*Passage cité:*
Ensemble Batida: Concert Le Scorpion © Pierre-William Henry

Le line-up de l’ensemble Batida est plutôt le fruit du hasard. Larrouturou explique que Batida a été formé à l’origine comme une « formation classique Bartok », en référence à la sonate pour deux pianos et percussions de Bartok composée en 1937/38. En 2010, quatre des membres de l’ensemble se sont réunis pour un concert final à la HME. D’autres performances communes ont suivi. Lorsqu’un percussionniste a quitté le groupe pour un séjour à l’étranger, Larrouturou est intervenue et est restée. Depuis, la formation de base n’a plus changée: les trois percussionnistes Jeanne Larrouturou, Alexandra Bellon et Anne Briset complètent Viva Sanchez Reinoso et Raphaël Krajka au piano.

Un coup de chance, car de nombreuses nouvelles œuvres ont été créées pour cette formation unique. D’une part par les compositeurs amis, d’autre par la composition collective des membres de l’ensemble. Cela aussi a commencé par hasard. Dans le cadre d’un projet avec une compagnie de danse, le chorégraphe avait demandé à Batida de composer quelque chose. « C’est ainsi que la première commission de composition est née et que nous avons continué à composer ensemble par la suite. Après cela, nous avons composé pour un projet avec un théâtre de marionnettes », dit Larrouturou.

Ensemble Batida, Haïku, composition collective 2013

« Le processus de composition se base premièrement sur l’expérimentation. Nous avons une idée de la structure générale, un concept. Ensuite, nous « faisons » : nous jouons, nous nous écoutons les uns les autres, nous nous enregistrons, nous écoutons la musique enregistrée ensemble. Nous structurons, organisons et enregistrons ». Une sorte de création qui combine l’improvisation et la notation. En règle générale, les éléments d’improvisation sont également préservés et maintenus.

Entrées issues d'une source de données
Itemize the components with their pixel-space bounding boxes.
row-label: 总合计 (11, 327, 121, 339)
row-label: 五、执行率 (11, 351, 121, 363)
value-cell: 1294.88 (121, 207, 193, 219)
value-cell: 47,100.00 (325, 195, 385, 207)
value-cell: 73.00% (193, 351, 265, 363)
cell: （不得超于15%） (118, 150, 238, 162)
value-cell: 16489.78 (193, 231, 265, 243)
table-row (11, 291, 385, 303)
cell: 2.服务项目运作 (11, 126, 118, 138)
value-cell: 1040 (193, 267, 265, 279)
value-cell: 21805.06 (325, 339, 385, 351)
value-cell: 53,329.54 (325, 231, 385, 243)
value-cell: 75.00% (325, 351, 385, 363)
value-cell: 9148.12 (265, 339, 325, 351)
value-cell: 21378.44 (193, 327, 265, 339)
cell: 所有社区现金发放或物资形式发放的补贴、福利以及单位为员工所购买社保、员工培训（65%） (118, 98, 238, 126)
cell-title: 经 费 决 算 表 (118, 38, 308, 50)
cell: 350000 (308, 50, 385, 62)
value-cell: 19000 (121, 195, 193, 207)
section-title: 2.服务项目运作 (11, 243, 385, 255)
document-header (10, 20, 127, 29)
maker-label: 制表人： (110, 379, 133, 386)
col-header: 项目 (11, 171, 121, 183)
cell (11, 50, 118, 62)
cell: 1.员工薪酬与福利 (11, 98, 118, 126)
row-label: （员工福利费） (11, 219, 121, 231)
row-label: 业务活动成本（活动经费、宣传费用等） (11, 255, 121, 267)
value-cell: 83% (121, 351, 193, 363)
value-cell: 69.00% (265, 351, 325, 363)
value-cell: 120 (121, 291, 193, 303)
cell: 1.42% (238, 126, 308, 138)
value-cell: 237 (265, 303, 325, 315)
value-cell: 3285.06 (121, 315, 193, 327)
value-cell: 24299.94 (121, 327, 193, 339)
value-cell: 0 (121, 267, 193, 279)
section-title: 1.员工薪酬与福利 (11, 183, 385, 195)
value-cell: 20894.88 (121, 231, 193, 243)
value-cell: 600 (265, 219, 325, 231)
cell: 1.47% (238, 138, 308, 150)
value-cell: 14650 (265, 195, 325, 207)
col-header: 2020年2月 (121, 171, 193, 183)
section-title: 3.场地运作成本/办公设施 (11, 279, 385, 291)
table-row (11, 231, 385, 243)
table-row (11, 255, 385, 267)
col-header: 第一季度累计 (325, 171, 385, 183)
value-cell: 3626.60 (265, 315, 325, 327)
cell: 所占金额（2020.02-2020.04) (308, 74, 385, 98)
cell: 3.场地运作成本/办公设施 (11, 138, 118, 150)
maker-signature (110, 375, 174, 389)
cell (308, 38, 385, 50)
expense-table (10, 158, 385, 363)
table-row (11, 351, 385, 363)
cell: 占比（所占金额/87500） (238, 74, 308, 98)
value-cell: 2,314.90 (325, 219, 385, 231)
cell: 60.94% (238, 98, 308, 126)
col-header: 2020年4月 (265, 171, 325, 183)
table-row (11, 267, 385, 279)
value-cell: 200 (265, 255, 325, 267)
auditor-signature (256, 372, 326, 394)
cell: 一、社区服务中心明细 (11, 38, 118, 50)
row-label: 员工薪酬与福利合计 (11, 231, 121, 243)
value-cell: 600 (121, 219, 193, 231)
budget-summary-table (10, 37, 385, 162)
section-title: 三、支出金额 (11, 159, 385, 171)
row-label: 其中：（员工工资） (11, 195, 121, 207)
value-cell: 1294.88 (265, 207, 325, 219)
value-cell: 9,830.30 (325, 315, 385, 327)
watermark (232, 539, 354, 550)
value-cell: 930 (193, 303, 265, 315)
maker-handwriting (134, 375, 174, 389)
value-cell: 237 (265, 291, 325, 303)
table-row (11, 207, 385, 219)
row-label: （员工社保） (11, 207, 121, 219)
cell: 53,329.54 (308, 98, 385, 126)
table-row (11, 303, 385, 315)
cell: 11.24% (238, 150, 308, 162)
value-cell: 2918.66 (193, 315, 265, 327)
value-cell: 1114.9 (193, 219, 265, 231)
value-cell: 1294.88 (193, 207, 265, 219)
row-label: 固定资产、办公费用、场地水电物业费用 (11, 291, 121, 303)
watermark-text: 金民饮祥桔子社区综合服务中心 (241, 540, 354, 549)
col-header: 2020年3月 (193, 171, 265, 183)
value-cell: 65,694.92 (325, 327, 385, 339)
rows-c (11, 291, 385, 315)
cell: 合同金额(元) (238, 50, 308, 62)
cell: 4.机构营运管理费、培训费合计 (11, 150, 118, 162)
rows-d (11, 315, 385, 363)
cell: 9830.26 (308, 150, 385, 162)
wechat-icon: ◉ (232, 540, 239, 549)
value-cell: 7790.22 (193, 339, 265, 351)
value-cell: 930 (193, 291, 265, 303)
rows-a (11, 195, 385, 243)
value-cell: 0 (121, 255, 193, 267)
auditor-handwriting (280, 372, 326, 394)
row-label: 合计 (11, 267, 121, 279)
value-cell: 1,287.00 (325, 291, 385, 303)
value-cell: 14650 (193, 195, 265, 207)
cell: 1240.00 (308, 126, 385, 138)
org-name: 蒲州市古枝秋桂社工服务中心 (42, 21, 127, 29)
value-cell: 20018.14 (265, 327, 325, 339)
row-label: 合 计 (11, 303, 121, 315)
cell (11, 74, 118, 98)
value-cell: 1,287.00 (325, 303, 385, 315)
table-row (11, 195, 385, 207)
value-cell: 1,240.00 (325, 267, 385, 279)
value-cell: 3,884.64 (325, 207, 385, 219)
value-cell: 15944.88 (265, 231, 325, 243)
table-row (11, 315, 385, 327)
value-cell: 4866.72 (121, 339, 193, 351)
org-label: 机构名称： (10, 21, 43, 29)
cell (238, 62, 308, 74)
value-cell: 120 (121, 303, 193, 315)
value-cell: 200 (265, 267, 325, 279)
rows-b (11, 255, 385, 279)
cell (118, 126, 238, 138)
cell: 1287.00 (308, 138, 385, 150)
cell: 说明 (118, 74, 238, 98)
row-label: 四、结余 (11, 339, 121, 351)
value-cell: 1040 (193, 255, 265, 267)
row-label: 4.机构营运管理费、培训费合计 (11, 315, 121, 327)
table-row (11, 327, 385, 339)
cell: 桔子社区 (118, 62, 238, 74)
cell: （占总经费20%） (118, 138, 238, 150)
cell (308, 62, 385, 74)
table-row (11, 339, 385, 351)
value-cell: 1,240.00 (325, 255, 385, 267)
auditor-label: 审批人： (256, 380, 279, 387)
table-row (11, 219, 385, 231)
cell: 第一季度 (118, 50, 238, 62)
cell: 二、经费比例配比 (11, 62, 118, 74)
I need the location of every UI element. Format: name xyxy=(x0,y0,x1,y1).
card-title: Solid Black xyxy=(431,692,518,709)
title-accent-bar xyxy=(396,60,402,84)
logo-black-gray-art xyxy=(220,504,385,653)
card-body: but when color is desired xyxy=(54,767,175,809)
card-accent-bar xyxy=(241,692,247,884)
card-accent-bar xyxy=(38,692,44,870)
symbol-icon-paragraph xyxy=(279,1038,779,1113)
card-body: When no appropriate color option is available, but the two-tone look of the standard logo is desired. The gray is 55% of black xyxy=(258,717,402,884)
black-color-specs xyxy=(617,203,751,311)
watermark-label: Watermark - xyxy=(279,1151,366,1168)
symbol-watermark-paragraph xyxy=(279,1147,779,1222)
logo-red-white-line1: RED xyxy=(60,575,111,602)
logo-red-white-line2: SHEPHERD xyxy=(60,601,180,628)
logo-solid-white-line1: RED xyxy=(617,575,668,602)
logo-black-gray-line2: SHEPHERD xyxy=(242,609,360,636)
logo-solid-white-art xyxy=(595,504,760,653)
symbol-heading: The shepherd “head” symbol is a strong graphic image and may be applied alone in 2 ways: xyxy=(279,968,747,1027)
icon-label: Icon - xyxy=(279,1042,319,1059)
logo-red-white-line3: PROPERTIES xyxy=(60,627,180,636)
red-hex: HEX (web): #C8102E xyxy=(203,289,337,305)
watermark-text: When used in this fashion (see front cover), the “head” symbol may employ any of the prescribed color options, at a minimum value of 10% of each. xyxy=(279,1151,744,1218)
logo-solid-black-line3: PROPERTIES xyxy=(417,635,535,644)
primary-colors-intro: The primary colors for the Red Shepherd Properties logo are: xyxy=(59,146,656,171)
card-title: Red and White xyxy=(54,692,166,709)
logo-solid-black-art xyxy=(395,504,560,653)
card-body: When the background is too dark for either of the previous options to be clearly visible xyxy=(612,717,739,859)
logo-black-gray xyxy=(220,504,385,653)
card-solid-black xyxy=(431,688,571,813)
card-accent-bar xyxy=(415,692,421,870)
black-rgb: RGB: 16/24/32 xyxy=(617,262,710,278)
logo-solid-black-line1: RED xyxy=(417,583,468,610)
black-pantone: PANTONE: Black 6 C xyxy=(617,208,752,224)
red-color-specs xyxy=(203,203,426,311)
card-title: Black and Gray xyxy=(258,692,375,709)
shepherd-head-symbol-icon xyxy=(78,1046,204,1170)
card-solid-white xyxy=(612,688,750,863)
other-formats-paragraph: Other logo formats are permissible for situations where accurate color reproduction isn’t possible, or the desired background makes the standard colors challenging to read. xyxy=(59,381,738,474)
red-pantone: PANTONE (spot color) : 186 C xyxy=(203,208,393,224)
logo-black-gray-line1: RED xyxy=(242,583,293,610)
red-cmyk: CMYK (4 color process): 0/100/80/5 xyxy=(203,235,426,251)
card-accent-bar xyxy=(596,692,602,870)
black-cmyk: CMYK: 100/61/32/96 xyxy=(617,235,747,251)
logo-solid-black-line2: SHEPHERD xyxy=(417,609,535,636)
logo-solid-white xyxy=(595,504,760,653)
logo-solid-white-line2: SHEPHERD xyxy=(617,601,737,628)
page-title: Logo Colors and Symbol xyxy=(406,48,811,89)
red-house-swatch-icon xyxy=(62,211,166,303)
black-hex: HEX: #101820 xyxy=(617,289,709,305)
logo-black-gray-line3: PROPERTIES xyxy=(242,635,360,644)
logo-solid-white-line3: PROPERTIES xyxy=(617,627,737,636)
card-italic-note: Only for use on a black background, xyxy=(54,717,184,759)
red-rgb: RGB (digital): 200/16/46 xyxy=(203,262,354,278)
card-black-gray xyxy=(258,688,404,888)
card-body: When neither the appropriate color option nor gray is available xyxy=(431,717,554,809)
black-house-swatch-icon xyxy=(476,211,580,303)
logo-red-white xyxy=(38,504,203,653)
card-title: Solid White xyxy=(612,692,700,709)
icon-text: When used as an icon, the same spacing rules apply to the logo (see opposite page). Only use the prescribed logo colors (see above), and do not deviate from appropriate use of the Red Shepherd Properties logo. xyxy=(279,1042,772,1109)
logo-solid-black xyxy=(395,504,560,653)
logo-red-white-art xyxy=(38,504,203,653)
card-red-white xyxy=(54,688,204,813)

*Votre tâche:*
Reprenez le passage sur l'ensemble Batida en commençant aux mots « Ensemble Batida: Concert » et en vous arrêtant après « Krajka au piano. », et remplacez partout « Bartok » par « Béla Bartók », s'il vous plaît.

*Réponse ci-dessous:*
Ensemble Batida: Concert Le Scorpion © Pierre-William Henry

Le line-up de l’ensemble Batida est plutôt le fruit du hasard. Larrouturou explique que Batida a été formé à l’origine comme une « formation classique Béla Bartók », en référence à la sonate pour deux pianos et percussions de Béla Bartók composée en 1937/38. En 2010, quatre des membres de l’ensemble se sont réunis pour un concert final à la HME. D’autres performances communes ont suivi. Lorsqu’un percussionniste a quitté le groupe pour un séjour à l’étranger, Larrouturou est intervenue et est restée. Depuis, la formation de base n’a plus changée: les trois percussionnistes Jeanne Larrouturou, Alexandra Bellon et Anne Briset complètent Viva Sanchez Reinoso et Raphaël Krajka au piano.